# Material for this task
######

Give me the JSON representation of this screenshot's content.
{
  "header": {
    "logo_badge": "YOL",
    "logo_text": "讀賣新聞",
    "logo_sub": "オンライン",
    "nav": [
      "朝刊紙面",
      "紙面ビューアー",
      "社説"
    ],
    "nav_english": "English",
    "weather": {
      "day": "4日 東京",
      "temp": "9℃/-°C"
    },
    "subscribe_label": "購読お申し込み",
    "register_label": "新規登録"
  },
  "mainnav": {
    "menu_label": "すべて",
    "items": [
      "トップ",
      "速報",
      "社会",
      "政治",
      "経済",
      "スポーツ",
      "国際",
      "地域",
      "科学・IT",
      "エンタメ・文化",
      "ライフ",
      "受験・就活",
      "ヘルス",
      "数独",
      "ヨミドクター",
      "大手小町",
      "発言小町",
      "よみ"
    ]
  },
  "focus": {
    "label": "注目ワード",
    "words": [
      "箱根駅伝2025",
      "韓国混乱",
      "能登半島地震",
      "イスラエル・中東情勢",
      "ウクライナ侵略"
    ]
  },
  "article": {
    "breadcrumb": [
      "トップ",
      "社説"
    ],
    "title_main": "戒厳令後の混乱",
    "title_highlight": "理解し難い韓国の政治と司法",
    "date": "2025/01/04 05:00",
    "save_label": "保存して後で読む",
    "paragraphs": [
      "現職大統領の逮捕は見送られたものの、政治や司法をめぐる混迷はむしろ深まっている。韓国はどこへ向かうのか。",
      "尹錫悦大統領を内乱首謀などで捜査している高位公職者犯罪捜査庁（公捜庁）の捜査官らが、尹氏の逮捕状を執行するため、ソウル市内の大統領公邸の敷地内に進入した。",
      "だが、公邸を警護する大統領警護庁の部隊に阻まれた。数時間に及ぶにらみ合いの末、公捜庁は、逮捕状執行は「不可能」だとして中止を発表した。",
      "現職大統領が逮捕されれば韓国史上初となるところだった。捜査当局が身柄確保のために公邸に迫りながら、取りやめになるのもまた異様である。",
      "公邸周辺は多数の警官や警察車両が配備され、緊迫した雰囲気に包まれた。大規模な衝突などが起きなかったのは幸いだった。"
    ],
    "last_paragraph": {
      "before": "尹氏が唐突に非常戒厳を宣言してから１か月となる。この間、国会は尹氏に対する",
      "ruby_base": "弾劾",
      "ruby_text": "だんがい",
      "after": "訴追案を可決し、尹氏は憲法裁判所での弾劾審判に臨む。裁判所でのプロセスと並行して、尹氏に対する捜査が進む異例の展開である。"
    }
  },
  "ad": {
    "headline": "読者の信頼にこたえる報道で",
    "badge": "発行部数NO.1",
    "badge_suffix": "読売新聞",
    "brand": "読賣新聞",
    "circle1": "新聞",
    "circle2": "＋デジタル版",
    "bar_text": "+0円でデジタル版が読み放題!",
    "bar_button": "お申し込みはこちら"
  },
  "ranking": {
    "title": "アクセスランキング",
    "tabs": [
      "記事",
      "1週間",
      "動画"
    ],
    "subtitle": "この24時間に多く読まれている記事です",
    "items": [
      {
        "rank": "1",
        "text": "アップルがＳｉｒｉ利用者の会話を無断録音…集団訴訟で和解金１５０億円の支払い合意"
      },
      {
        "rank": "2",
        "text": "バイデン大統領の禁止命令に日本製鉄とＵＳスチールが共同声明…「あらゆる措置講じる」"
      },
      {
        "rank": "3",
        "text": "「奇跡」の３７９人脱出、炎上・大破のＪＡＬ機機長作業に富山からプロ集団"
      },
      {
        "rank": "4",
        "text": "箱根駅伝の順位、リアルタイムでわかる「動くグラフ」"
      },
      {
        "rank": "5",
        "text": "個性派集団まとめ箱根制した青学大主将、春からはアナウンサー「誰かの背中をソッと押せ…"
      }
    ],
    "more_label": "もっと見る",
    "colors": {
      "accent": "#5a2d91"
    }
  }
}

######

# Given task
Transcribe the whole listing exactly.

# Task solution
Give me the JSON representation of this screenshot's content.
{
  "header": {
    "logo_badge": "YOL",
    "logo_text": "讀賣新聞",
    "logo_sub": "オンライン",
    "nav": [
      "朝刊紙面",
      "紙面ビューアー",
      "社説"
    ],
    "nav_english": "English",
    "weather": {
      "day": "4日 東京",
      "temp": "9℃/-°C"
    },
    "subscribe_label": "購読お申し込み",
    "register_label": "新規登録"
  },
  "mainnav": {
    "menu_label": "すべて",
    "items": [
      "トップ",
      "速報",
      "社会",
      "政治",
      "経済",
      "スポーツ",
      "国際",
      "地域",
      "科学・IT",
      "エンタメ・文化",
      "ライフ",
      "受験・就活",
      "ヘルス",
      "数独",
      "ヨミドクター",
      "大手小町",
      "発言小町",
      "よみ"
    ]
  },
  "focus": {
    "label": "注目ワード",
    "words": [
      "箱根駅伝2025",
      "韓国混乱",
      "能登半島地震",
      "イスラエル・中東情勢",
      "ウクライナ侵略"
    ]
  },
  "article": {
    "breadcrumb": [
      "トップ",
      "社説"
    ],
    "title_main": "戒厳令後の混乱",
    "title_highlight": "理解し難い韓国の政治と司法",
    "date": "2025/01/04 05:00",
    "save_label": "保存して後で読む",
    "paragraphs": [
      "現職大統領の逮捕は見送られたものの、政治や司法をめぐる混迷はむしろ深まっている。韓国はどこへ向かうのか。",
      "尹錫悦大統領を内乱首謀などで捜査している高位公職者犯罪捜査庁（公捜庁）の捜査官らが、尹氏の逮捕状を執行するため、ソウル市内の大統領公邸の敷地内に進入した。",
      "だが、公邸を警護する大統領警護庁の部隊に阻まれた。数時間に及ぶにらみ合いの末、公捜庁は、逮捕状執行は「不可能」だとして中止を発表した。",
      "現職大統領が逮捕されれば韓国史上初となるところだった。捜査当局が身柄確保のために公邸に迫りながら、取りやめになるのもまた異様である。",
      "公邸周辺は多数の警官や警察車両が配備され、緊迫した雰囲気に包まれた。大規模な衝突などが起きなかったのは幸いだった。"
    ],
    "last_paragraph": {
      "before": "尹氏が唐突に非常戒厳を宣言してから１か月となる。この間、国会は尹氏に対する",
      "ruby_base": "弾劾",
      "ruby_text": "だんがい",
      "after": "訴追案を可決し、尹氏は憲法裁判所での弾劾審判に臨む。裁判所でのプロセスと並行して、尹氏に対する捜査が進む異例の展開である。"
    }
  },
  "ad": {
    "headline": "読者の信頼にこたえる報道で",
    "badge": "発行部数NO.1",
    "badge_suffix": "読売新聞",
    "brand": "読賣新聞",
    "circle1": "新聞",
    "circle2": "＋デジタル版",
    "bar_text": "+0円でデジタル版が読み放題!",
    "bar_button": "お申し込みはこちら"
  },
  "ranking": {
    "title": "アクセスランキング",
    "tabs": [
      "記事",
      "1週間",
      "動画"
    ],
    "subtitle": "この24時間に多く読まれている記事です",
    "items": [
      {
        "rank": "1",
        "text": "アップルがＳｉｒｉ利用者の会話を無断録音…集団訴訟で和解金１５０億円の支払い合意"
      },
      {
        "rank": "2",
        "text": "バイデン大統領の禁止命令に日本製鉄とＵＳスチールが共同声明…「あらゆる措置講じる」"
      },
      {
        "rank": "3",
        "text": "「奇跡」の３７９人脱出、炎上・大破のＪＡＬ機機長作業に富山からプロ集団"
      },
      {
        "rank": "4",
        "text": "箱根駅伝の順位、リアルタイムでわかる「動くグラフ」"
      },
      {
        "rank": "5",
        "text": "個性派集団まとめ箱根制した青学大主将、春からはアナウンサー「誰かの背中をソッと押せ…"
      }
    ],
    "more_label": "もっと見る",
    "colors": {
      "accent": "#5a2d91"
    }
  }
}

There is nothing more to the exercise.